## YOUR TASK
Note how many lines contain "vagy" and give that number, with nothing else.

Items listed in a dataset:

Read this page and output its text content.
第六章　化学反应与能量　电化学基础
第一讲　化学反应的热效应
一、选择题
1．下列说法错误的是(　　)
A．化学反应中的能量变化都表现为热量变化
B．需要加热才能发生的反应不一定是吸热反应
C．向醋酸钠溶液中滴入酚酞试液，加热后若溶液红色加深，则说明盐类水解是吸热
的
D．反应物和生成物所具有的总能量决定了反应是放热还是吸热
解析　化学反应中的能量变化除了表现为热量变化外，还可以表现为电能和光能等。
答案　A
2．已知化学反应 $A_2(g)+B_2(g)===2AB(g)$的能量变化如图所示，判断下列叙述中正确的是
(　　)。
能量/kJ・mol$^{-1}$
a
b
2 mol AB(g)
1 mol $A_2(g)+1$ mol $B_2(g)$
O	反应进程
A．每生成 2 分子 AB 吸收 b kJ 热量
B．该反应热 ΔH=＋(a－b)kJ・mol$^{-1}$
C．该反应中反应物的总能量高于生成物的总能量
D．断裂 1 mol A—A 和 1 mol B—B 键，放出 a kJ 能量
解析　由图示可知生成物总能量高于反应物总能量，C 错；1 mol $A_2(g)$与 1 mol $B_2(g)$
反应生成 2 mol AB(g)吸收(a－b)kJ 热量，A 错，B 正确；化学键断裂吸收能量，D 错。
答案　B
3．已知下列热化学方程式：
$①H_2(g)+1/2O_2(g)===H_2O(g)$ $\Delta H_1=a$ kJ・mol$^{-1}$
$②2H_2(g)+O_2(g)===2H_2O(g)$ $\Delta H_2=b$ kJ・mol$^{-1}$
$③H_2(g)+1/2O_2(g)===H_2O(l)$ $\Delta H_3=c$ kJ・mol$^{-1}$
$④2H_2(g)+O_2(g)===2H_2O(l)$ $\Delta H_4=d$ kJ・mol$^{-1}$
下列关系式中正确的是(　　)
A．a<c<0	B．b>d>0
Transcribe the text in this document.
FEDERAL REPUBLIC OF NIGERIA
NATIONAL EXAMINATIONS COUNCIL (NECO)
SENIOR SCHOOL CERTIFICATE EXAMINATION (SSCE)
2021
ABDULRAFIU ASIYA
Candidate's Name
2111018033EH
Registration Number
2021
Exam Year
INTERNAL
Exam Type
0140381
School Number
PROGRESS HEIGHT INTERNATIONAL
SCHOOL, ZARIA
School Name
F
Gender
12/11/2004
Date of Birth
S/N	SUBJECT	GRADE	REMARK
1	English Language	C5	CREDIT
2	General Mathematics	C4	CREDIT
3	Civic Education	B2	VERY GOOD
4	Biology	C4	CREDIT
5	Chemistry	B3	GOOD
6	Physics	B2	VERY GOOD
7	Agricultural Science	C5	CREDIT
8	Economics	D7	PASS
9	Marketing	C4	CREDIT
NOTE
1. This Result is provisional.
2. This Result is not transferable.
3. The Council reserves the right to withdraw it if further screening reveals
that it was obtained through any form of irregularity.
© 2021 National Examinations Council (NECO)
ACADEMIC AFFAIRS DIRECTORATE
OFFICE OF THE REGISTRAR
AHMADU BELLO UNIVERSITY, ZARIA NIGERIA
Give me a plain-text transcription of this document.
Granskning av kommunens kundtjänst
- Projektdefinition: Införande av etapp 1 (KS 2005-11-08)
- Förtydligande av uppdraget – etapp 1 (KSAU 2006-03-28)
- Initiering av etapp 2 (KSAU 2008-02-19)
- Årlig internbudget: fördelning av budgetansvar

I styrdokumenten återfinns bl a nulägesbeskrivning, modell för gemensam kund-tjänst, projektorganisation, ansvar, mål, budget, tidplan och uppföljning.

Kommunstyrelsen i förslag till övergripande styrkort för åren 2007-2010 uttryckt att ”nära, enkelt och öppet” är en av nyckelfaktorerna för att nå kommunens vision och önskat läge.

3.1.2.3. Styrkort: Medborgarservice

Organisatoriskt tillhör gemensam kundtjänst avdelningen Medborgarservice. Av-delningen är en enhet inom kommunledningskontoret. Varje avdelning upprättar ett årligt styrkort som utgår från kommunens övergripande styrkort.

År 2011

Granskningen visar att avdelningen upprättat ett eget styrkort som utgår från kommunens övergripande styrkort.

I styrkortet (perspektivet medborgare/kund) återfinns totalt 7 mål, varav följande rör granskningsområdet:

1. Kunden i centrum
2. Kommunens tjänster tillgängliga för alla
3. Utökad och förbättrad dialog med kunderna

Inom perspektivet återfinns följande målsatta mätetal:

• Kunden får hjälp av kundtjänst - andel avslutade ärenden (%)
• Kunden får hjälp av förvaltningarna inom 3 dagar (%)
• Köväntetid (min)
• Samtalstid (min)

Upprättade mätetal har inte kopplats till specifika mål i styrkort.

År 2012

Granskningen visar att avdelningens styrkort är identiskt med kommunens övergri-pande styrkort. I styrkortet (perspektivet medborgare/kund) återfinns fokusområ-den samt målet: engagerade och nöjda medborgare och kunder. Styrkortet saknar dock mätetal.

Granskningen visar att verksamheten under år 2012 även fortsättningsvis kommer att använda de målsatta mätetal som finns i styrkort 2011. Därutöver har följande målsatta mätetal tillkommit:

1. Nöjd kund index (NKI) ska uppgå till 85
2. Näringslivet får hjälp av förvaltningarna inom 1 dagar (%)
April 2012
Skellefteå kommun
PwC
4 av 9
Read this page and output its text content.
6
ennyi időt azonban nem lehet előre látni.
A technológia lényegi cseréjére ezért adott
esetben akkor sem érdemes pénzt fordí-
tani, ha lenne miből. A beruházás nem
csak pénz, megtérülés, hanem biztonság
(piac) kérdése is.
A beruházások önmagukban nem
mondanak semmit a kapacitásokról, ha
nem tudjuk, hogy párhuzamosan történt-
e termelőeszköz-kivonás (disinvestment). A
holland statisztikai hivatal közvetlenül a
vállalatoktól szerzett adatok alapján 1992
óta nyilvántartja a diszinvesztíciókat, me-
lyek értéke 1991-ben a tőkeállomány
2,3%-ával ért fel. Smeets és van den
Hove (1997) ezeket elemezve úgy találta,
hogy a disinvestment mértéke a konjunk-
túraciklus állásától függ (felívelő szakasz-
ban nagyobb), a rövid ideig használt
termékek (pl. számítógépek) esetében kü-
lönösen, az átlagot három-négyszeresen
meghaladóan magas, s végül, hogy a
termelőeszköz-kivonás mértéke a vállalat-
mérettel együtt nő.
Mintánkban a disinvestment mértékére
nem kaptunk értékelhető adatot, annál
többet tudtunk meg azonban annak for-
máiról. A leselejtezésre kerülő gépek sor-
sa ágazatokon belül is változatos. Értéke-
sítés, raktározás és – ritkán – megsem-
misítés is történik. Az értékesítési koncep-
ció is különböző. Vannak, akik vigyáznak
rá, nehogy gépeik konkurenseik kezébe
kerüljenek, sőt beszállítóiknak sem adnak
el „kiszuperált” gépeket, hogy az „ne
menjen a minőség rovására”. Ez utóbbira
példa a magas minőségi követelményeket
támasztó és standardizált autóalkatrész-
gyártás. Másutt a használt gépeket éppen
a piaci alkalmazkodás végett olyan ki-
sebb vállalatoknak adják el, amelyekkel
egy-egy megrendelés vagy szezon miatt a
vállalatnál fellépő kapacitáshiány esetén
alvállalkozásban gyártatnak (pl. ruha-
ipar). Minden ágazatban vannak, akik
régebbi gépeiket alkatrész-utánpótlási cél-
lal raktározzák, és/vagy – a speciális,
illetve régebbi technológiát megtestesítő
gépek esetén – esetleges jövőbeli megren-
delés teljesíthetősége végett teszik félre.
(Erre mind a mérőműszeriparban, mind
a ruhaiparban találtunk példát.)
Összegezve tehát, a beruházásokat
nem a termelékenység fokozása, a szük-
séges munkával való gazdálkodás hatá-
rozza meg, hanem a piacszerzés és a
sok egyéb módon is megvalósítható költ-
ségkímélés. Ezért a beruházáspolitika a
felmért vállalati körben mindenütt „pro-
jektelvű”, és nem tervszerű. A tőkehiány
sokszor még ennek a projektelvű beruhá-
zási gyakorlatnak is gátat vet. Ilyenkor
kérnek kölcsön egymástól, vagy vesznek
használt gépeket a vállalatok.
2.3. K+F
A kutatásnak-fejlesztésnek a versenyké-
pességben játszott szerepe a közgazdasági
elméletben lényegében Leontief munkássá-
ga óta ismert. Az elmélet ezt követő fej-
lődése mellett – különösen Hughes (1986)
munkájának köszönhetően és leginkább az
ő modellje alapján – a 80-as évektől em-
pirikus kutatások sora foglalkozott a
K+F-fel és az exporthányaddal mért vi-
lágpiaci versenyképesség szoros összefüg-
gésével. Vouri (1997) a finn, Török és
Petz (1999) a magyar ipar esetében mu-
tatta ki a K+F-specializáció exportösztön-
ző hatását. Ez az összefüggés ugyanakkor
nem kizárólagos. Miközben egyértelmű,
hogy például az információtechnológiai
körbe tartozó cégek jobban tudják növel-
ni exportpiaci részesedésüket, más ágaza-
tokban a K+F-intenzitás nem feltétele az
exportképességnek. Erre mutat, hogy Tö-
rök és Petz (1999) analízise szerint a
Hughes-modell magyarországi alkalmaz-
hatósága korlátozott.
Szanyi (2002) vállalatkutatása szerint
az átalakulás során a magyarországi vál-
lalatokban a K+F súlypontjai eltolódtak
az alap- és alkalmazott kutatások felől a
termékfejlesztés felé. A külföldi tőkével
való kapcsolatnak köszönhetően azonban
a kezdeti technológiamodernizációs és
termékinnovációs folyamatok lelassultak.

## EXERCISE SOLUTION
3